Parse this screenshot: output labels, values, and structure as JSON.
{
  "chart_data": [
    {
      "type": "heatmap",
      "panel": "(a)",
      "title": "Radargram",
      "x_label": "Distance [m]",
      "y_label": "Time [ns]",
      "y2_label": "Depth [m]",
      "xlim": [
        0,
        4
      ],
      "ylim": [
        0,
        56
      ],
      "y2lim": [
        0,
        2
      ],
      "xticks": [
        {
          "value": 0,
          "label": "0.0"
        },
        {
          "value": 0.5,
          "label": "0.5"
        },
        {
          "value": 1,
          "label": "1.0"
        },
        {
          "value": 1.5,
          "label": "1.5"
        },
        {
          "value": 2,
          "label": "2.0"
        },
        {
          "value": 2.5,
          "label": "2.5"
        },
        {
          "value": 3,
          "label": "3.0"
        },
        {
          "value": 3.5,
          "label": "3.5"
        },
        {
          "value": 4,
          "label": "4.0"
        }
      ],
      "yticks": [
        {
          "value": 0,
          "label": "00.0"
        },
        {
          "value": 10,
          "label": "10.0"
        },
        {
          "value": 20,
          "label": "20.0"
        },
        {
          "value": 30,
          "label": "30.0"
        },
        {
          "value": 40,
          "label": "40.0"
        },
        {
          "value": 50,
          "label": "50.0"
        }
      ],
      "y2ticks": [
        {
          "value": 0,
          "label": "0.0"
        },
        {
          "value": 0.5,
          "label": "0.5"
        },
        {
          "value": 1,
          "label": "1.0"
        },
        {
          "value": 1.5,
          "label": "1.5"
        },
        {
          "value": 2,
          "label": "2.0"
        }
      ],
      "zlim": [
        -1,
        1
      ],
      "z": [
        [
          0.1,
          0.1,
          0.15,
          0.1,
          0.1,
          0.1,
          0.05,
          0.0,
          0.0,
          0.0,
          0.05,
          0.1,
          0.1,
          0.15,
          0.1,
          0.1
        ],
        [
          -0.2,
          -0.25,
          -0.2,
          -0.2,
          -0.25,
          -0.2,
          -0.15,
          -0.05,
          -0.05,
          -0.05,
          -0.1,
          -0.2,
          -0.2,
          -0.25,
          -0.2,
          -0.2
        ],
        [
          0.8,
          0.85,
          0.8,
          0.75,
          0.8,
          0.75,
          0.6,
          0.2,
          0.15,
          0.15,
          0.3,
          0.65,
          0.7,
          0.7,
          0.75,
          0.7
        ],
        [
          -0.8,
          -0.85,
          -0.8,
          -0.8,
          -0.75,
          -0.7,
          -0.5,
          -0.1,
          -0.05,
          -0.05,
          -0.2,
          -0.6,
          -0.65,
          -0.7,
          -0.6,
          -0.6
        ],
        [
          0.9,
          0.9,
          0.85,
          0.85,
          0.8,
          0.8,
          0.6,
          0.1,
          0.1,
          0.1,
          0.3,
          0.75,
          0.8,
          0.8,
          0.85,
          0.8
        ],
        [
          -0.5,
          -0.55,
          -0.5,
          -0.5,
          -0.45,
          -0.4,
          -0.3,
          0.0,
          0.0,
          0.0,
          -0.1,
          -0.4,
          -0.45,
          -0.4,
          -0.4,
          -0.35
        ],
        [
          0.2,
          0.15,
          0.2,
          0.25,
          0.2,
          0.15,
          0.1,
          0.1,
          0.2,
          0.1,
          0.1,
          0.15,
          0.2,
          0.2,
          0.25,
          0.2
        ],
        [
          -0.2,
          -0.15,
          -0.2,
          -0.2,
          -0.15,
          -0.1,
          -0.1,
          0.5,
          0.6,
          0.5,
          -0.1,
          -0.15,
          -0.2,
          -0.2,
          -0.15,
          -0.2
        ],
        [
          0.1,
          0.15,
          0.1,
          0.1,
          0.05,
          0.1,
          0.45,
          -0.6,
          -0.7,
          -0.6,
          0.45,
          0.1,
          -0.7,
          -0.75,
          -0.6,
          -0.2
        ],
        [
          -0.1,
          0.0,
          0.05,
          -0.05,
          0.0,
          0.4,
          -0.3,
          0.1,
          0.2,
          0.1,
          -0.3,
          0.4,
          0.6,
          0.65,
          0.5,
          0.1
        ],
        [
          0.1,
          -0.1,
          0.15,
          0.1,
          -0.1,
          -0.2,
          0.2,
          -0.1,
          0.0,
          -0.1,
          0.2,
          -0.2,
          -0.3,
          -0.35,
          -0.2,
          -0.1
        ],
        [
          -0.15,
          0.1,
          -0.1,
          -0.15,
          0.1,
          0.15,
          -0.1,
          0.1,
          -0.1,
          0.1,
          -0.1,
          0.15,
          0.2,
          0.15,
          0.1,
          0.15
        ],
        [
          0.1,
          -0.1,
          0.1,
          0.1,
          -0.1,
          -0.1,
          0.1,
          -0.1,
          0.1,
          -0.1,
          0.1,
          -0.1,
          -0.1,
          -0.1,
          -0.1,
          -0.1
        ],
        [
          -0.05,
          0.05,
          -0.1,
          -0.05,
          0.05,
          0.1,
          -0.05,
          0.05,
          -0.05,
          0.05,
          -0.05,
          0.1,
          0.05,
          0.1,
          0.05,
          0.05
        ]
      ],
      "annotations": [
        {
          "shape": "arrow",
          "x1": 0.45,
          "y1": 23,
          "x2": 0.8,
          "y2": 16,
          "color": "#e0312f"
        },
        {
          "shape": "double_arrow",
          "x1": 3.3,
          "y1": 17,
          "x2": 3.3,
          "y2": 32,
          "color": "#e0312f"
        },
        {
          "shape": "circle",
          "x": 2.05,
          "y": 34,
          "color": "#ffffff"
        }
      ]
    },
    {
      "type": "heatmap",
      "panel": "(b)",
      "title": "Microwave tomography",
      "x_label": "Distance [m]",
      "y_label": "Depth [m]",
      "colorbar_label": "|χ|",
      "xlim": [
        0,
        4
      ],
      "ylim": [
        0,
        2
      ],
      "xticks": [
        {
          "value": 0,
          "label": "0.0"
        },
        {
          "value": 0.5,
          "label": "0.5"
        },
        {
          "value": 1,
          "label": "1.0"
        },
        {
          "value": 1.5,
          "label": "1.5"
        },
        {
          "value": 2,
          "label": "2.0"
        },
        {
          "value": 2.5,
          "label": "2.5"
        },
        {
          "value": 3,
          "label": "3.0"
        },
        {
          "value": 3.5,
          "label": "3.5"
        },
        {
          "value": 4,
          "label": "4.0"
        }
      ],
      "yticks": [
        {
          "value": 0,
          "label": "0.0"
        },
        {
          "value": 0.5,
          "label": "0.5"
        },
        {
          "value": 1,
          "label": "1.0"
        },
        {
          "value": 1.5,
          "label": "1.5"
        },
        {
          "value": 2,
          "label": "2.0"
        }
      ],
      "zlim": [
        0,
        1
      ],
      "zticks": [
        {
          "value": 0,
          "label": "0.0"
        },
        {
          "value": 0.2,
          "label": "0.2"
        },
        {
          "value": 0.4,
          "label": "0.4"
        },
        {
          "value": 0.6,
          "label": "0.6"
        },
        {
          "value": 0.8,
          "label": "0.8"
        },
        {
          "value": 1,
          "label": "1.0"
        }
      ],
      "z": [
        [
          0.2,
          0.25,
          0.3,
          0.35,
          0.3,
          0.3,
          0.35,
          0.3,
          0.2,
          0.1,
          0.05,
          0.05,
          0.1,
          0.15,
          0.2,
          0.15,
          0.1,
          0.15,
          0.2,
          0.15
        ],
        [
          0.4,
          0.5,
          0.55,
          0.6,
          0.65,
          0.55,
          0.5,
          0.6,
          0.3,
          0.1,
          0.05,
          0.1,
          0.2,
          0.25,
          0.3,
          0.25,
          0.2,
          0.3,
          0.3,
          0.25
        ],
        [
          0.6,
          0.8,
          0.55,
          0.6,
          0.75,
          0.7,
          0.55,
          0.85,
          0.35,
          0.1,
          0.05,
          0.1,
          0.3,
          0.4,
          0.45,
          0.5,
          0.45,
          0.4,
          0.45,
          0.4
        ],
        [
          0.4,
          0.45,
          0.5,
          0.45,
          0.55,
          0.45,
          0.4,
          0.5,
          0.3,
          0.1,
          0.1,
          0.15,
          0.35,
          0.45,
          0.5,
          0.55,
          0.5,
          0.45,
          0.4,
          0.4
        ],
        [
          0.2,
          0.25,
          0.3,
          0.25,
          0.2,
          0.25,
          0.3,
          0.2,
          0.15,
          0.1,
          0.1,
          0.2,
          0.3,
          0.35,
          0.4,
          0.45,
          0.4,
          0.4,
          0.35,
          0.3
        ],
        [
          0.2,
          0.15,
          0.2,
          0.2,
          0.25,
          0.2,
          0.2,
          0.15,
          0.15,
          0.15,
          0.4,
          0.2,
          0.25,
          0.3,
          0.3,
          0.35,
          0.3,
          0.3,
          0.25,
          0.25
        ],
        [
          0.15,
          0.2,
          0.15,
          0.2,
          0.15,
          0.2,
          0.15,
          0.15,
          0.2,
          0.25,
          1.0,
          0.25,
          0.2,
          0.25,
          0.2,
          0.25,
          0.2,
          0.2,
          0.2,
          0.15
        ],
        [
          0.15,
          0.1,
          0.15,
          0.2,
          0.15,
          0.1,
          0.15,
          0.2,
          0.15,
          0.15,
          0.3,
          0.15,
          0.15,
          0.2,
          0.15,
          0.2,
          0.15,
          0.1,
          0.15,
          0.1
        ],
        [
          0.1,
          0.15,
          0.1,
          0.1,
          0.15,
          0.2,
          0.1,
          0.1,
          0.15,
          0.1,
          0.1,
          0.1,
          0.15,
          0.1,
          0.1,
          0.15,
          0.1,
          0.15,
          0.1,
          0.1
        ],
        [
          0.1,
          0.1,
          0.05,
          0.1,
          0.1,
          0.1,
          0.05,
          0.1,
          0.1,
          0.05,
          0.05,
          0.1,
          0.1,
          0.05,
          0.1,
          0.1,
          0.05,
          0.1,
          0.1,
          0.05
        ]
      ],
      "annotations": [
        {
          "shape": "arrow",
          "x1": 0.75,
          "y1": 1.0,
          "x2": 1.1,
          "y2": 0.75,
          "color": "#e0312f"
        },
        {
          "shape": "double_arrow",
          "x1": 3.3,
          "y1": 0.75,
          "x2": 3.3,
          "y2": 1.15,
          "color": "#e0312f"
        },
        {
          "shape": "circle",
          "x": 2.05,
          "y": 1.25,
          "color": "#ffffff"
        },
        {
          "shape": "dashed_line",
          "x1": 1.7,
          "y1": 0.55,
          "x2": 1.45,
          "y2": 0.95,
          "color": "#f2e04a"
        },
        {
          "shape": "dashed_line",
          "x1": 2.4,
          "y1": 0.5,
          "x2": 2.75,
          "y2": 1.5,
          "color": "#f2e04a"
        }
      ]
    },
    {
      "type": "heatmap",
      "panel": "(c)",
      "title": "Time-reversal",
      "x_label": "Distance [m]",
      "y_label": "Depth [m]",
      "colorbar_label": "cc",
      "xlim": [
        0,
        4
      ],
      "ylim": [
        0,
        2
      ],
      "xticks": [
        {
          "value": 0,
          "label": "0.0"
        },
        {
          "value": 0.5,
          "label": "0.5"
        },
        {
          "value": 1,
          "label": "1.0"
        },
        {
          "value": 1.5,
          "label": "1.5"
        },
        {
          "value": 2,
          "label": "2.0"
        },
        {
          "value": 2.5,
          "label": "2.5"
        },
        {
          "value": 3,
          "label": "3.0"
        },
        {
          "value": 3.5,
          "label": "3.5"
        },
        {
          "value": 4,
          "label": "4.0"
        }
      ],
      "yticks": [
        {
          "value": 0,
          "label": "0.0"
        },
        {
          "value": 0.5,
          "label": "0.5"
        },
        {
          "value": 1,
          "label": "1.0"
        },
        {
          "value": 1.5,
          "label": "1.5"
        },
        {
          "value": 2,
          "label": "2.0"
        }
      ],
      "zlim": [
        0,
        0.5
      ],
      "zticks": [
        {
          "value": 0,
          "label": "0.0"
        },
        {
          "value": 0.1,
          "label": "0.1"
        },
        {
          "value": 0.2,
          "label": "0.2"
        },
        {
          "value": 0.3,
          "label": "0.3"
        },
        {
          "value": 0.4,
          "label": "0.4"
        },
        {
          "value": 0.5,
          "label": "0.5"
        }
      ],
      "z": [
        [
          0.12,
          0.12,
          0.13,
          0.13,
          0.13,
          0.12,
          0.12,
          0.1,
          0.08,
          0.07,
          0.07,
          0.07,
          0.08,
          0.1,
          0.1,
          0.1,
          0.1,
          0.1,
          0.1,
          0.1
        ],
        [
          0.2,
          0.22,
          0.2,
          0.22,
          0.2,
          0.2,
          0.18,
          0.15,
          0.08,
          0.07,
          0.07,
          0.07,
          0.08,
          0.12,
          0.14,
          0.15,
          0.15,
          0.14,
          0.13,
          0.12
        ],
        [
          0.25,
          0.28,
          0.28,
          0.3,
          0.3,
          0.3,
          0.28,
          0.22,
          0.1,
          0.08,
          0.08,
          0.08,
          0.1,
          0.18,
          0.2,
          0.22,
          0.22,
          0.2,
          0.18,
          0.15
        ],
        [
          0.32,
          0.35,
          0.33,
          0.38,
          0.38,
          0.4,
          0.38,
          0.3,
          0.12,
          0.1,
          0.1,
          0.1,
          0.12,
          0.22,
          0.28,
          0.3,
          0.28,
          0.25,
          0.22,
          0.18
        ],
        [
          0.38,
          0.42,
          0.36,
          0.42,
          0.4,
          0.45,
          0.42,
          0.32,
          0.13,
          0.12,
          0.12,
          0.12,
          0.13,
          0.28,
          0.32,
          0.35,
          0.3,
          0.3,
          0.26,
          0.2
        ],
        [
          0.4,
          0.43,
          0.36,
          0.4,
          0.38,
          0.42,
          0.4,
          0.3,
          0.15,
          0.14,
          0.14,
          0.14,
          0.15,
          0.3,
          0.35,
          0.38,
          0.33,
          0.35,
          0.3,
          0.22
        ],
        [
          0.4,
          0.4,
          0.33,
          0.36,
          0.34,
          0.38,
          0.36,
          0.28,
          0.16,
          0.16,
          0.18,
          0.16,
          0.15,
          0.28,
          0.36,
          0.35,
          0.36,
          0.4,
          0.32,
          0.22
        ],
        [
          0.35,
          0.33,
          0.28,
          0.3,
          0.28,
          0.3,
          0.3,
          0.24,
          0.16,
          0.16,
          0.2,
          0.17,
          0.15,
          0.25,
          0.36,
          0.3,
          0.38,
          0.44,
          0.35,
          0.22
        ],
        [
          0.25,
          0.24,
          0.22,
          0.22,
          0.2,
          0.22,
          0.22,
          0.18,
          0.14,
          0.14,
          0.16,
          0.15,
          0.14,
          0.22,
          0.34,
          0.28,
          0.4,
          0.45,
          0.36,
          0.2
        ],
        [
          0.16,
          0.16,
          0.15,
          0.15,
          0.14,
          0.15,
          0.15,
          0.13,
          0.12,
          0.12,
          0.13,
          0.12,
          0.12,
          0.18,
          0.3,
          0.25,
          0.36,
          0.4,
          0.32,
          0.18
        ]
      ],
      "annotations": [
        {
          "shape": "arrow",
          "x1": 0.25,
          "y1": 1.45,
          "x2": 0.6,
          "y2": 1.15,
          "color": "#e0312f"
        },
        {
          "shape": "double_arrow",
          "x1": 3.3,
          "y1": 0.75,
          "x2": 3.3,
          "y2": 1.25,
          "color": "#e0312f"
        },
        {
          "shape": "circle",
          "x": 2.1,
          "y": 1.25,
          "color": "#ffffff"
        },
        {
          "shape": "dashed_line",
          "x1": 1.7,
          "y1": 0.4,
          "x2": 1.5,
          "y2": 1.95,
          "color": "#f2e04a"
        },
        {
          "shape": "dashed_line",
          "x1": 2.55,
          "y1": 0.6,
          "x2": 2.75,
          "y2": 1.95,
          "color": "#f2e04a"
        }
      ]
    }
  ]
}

-----

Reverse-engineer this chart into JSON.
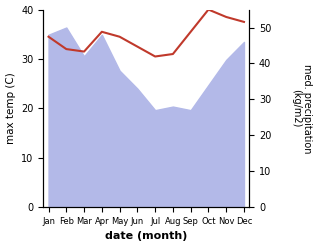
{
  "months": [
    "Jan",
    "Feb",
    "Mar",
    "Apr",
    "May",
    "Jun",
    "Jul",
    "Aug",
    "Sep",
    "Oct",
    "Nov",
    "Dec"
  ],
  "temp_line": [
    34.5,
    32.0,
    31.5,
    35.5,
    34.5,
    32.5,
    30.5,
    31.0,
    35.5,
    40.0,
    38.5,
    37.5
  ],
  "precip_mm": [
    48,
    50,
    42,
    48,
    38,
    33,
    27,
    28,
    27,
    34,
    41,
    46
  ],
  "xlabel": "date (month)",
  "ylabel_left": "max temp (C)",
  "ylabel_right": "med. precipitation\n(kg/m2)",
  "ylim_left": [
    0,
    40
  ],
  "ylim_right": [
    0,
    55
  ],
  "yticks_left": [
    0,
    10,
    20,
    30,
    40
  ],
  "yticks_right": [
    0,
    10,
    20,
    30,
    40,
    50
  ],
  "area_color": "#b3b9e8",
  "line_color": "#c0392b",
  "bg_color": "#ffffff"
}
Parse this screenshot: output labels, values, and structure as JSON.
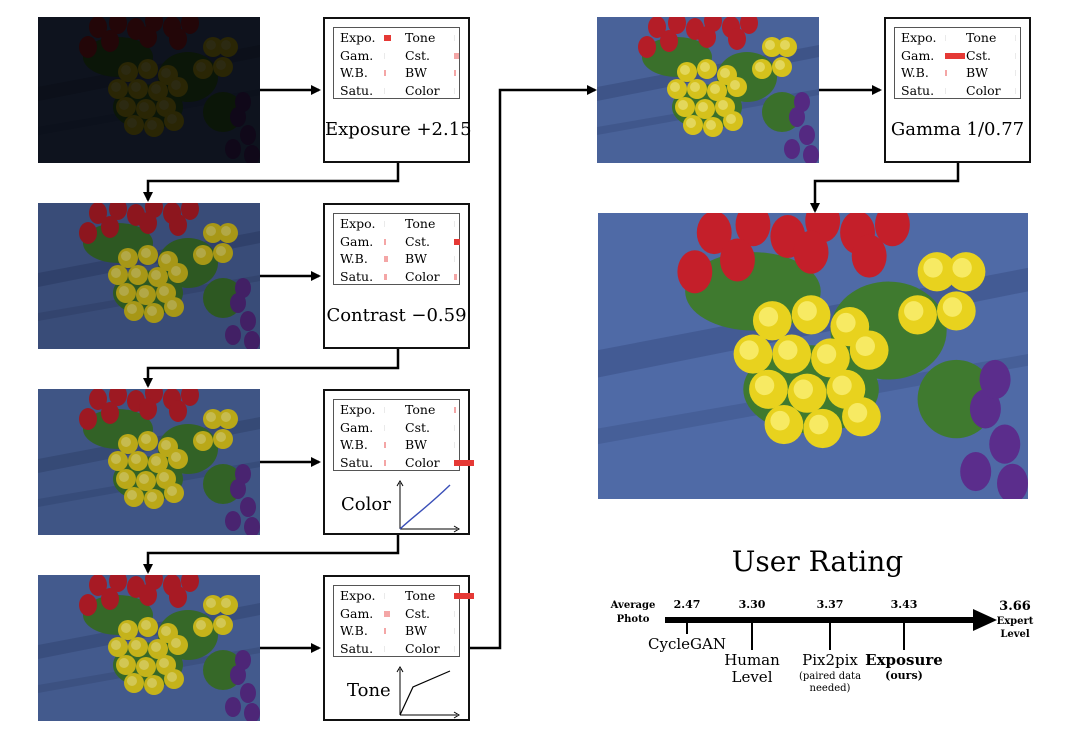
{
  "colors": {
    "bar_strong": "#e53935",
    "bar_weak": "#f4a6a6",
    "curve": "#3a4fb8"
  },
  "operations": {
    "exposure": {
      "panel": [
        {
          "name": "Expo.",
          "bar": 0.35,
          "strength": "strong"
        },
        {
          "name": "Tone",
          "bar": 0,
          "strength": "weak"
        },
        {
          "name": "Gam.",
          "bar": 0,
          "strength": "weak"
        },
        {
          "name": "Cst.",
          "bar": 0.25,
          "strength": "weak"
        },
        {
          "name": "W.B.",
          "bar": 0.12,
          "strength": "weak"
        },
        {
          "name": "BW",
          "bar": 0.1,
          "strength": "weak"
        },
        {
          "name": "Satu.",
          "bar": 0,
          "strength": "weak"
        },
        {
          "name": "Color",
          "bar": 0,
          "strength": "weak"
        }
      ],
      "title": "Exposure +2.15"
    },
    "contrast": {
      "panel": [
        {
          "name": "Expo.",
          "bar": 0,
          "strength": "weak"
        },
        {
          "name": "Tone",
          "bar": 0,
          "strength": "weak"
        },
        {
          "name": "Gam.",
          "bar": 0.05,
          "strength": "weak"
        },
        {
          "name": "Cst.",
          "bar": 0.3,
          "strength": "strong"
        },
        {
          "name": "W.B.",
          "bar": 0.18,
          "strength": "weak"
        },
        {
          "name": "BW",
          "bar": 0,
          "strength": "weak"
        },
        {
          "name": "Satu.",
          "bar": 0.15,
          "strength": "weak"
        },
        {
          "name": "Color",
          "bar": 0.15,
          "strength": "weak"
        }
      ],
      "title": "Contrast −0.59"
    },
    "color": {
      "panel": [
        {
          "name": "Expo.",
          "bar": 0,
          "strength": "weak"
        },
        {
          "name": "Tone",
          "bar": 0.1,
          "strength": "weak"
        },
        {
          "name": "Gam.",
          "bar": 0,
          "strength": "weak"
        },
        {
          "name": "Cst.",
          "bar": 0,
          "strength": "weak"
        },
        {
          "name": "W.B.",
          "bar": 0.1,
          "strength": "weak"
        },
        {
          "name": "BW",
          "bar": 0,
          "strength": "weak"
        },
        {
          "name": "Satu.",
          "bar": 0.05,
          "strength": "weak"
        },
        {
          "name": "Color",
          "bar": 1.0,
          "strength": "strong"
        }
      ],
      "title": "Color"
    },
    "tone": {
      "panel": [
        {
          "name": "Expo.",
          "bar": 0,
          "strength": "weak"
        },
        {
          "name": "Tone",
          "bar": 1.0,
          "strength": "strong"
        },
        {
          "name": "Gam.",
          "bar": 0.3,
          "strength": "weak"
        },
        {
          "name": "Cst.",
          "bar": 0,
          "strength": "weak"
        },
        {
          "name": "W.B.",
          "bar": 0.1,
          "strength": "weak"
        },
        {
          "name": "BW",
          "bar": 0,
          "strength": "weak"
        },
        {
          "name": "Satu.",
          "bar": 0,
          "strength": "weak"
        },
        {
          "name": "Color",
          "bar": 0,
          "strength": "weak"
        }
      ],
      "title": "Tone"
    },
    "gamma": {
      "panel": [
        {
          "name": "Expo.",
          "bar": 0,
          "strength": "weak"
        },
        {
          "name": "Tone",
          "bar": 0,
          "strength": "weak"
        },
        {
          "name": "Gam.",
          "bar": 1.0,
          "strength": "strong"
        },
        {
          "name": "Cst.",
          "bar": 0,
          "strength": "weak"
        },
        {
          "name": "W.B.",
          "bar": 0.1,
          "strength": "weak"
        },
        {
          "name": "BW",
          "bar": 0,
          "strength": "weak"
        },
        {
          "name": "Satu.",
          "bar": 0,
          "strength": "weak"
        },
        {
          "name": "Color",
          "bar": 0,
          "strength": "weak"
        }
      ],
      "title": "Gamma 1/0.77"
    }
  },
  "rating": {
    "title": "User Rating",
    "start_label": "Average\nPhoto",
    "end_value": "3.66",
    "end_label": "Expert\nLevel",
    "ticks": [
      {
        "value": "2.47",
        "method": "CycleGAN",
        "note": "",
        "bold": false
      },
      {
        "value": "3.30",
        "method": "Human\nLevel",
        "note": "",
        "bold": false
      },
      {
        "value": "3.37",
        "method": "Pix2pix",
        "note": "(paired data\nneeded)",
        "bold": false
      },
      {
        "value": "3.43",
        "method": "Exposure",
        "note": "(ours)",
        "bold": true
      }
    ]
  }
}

-----

▸ **What the task requires**:
Select the lines in this material that hold the word "title", leaving none out.

▸ **Expected output**:
      "title": "Radargram",
      "title": "Microwave tomography",
      "title": "Time-reversal",
      "title": "Exposure +2.15"
      "title": "Contrast −0.59"
      "title": "Color"
      "title": "Tone"
      "title": "Gamma 1/0.77"
    "title": "User Rating",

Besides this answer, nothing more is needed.